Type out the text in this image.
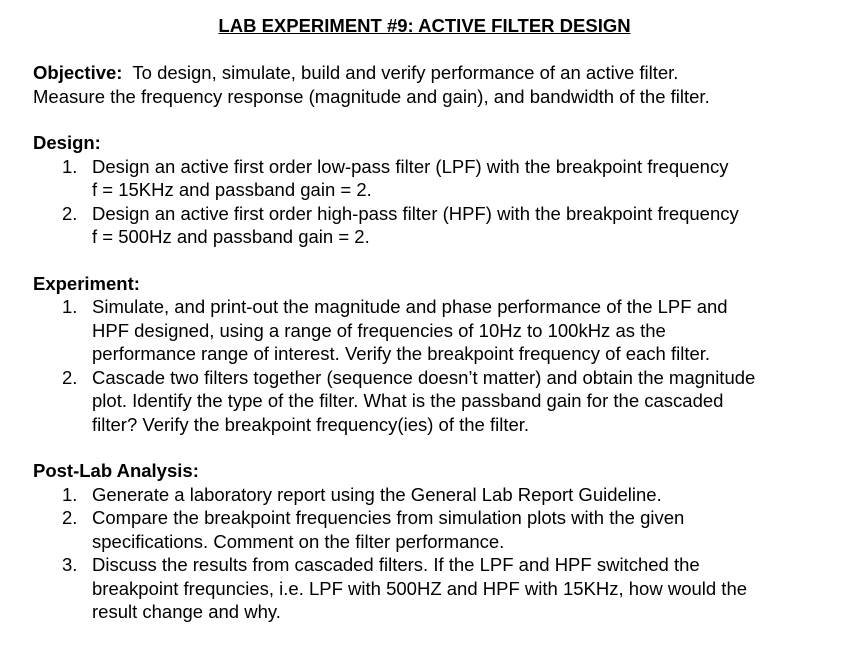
LAB EXPERIMENT #9: ACTIVE FILTER DESIGN
Objective: To design, simulate, build and verify performance of an active filter.
Measure the frequency response (magnitude and gain), and bandwidth of the filter.
Design:
1. Design an active first order low-pass filter (LPF) with the breakpoint frequency
f = 15KHz and passband gain = 2.
2. Design an active first order high-pass filter (HPF) with the breakpoint frequency
f = 500Hz and passband gain = 2.
Experiment:
1. Simulate, and print-out the magnitude and phase performance of the LPF and
HPF designed, using a range of frequencies of 10Hz to 100kHz as the
performance range of interest. Verify the breakpoint frequency of each filter.
2. Cascade two filters together (sequence doesn’t matter) and obtain the magnitude
plot. Identify the type of the filter. What is the passband gain for the cascaded
filter? Verify the breakpoint frequency(ies) of the filter.
Post-Lab Analysis:
1. Generate a laboratory report using the General Lab Report Guideline.
2. Compare the breakpoint frequencies from simulation plots with the given
specifications. Comment on the filter performance.
3. Discuss the results from cascaded filters. If the LPF and HPF switched the
breakpoint frequncies, i.e. LPF with 500HZ and HPF with 15KHz, how would the
result change and why.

######

* WHAT THE EXERCISE ASKS
Repeat each entry exactly as it appears; skip any picture.

* RESULT OF THIS TASK
Type out the text in this image.
LAB EXPERIMENT #9: ACTIVE FILTER DESIGN
Objective: To design, simulate, build and verify performance of an active filter.
Measure the frequency response (magnitude and gain), and bandwidth of the filter.
Design:
1. Design an active first order low-pass filter (LPF) with the breakpoint frequency
f = 15KHz and passband gain = 2.
2. Design an active first order high-pass filter (HPF) with the breakpoint frequency
f = 500Hz and passband gain = 2.
Experiment:
1. Simulate, and print-out the magnitude and phase performance of the LPF and
HPF designed, using a range of frequencies of 10Hz to 100kHz as the
performance range of interest. Verify the breakpoint frequency of each filter.
2. Cascade two filters together (sequence doesn’t matter) and obtain the magnitude
plot. Identify the type of the filter. What is the passband gain for the cascaded
filter? Verify the breakpoint frequency(ies) of the filter.
Post-Lab Analysis:
1. Generate a laboratory report using the General Lab Report Guideline.
2. Compare the breakpoint frequencies from simulation plots with the given
specifications. Comment on the filter performance.
3. Discuss the results from cascaded filters. If the LPF and HPF switched the
breakpoint frequncies, i.e. LPF with 500HZ and HPF with 15KHz, how would the
result change and why.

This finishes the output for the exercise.